• [What this exercise asks]:
#1 In the Pickens County Airport text, what is the surface of runway 5/23?
#2 Reproduce verbatim the part of the Pickens County Airport text that opens with the words containing "Statistics (2007)" and closes with "Carolina, United States.".

Page text Block Start

- IATA: LQK; ICAO: KLQK; FAA LID: LQK;

Summary
- Airport type: Public
- Owner: Pickens County
- Serves: Pickens, South Carolina
- Elevation AMSL: 1,013 ft / 309 m
- Coordinates: 34°48′36″N 082°42′10″W﻿ / ﻿34.81000°N 82.70278°W
- Interactive map of Pickens County Airport

Runways
| Direction | Length |  | Surface |
| ft | m |
| 5/23 | 5,002 | 1,525 | Asphalt |

Statistics (2007)
- Aircraft operations: 40,100
- Based aircraft: 34
- Source: Federal Aviation Administration

= Pickens County Airport (South Carolina) =

Pickens County Airport is a county-owned public-use airport located four miles (6 km) south of the central business district of Pickens, in Liberty, South Carolina, United States.

Page text Block End
Record extracts Block Start

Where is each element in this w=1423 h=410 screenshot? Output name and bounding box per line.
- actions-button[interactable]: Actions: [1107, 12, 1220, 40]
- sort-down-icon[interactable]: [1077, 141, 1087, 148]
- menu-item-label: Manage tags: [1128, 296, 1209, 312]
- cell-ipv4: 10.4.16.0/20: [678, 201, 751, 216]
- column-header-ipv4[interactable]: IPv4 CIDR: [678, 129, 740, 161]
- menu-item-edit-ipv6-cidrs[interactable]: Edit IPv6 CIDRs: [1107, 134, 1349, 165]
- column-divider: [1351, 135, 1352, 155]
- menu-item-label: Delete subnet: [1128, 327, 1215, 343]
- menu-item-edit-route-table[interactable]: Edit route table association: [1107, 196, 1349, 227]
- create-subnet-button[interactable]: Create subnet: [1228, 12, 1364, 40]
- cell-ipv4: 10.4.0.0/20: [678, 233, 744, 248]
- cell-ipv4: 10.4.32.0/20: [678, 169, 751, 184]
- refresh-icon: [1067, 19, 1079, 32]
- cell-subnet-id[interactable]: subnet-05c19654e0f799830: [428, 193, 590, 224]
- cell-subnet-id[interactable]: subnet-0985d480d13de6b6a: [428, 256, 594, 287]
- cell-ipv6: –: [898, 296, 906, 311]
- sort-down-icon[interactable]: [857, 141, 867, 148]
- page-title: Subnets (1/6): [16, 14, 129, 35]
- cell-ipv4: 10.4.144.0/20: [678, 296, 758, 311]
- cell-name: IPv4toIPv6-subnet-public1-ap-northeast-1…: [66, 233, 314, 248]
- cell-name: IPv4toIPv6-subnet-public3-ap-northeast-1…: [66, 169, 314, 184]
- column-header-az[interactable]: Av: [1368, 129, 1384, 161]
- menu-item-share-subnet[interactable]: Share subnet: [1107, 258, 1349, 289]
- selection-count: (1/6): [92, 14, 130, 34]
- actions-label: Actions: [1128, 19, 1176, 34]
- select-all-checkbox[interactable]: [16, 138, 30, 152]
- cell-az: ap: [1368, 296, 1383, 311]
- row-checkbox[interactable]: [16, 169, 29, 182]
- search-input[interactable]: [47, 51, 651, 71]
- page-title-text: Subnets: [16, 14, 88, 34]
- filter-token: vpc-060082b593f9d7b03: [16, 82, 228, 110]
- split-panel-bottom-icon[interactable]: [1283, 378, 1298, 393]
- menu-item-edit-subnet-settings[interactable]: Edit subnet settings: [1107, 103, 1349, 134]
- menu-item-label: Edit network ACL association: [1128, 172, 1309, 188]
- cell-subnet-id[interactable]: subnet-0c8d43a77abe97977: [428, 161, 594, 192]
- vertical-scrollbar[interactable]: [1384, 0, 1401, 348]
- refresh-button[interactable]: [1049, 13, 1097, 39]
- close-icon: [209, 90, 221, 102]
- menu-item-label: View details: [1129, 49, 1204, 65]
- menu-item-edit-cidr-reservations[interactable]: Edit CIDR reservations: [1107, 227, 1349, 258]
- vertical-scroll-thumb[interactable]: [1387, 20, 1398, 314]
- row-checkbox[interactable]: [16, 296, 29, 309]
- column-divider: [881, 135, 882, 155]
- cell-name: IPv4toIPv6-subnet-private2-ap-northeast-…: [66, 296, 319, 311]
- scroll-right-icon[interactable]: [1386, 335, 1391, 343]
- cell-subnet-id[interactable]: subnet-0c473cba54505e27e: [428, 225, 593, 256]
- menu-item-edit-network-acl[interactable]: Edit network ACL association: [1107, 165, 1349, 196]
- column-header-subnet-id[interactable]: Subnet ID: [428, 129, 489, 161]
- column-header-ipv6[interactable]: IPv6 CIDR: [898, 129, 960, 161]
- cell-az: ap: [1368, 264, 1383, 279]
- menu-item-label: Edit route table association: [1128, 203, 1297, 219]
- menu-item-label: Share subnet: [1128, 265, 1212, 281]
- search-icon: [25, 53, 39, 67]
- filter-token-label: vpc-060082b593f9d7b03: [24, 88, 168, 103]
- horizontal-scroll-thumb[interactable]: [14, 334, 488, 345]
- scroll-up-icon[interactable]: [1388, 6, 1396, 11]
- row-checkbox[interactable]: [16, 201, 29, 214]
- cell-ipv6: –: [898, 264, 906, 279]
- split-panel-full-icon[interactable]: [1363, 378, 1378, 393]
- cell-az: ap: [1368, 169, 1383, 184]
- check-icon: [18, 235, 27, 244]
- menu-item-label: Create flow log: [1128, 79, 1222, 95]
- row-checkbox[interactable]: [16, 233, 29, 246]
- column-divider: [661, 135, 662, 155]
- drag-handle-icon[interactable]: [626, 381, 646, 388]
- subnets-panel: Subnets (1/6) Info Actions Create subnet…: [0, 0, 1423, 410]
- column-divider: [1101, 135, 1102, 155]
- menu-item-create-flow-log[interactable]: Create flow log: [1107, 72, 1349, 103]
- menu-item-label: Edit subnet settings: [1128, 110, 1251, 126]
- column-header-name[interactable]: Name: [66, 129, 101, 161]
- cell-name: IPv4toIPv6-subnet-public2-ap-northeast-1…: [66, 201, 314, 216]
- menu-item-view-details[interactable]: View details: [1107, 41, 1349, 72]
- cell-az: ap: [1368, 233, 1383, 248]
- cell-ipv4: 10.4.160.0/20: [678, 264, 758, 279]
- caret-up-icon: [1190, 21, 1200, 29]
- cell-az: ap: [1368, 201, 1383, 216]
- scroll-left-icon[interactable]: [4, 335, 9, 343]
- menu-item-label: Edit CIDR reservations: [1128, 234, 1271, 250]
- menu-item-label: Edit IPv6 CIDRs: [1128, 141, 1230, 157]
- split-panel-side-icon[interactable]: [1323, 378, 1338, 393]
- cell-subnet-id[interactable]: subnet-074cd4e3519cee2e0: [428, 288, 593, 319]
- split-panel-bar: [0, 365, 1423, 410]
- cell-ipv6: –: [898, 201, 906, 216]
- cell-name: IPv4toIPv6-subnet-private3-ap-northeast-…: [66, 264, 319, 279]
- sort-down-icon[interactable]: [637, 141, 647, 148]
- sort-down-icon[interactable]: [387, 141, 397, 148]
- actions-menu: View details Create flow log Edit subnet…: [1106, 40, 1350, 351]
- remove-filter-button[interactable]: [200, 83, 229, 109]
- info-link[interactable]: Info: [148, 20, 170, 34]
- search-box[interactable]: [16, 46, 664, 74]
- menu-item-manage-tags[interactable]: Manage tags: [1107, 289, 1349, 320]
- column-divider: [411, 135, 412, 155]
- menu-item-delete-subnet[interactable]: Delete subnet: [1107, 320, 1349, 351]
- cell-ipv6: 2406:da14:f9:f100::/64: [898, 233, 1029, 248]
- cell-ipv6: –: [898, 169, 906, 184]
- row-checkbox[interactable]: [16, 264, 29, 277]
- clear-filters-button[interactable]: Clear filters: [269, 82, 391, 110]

Record extracts Block End

• [Answer section]:
#1 Asphalt

#2
Statistics (2007)
- Aircraft operations: 40,100
- Based aircraft: 34
- Source: Federal Aviation Administration

= Pickens County Airport (South Carolina) =

Pickens County Airport is a county-owned public-use airport located four miles (6 km) south of the central business district of Pickens, in Liberty, South Carolina, United States.